[Challenge] Tally the lines in the listing below that include "symbol". Answer with the count and nothing more.

[Listing]

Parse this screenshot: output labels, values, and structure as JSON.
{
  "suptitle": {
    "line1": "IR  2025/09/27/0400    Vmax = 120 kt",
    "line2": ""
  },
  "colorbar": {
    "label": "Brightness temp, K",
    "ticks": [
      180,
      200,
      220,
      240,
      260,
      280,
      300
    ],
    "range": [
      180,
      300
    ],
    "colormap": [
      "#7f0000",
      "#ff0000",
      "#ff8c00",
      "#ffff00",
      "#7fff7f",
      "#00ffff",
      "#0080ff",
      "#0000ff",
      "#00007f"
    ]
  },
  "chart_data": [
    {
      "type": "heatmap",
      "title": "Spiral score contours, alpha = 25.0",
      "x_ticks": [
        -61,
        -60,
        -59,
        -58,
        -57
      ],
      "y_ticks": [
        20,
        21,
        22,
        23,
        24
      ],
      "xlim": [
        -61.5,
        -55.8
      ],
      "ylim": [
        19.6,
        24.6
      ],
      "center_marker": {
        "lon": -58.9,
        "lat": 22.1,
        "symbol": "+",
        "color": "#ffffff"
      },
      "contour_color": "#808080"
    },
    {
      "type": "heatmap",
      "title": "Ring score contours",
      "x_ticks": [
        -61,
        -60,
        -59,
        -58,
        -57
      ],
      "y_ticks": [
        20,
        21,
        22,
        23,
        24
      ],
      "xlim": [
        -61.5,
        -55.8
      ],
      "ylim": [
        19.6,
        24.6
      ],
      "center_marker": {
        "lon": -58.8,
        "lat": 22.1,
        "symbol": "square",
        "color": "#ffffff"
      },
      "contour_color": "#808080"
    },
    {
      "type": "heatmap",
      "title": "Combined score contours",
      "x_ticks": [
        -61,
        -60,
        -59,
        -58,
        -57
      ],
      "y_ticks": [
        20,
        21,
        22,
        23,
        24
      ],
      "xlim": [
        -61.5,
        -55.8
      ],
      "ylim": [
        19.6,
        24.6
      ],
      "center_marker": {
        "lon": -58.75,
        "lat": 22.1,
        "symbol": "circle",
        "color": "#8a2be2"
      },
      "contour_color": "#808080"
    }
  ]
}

[Response to the exercise] 3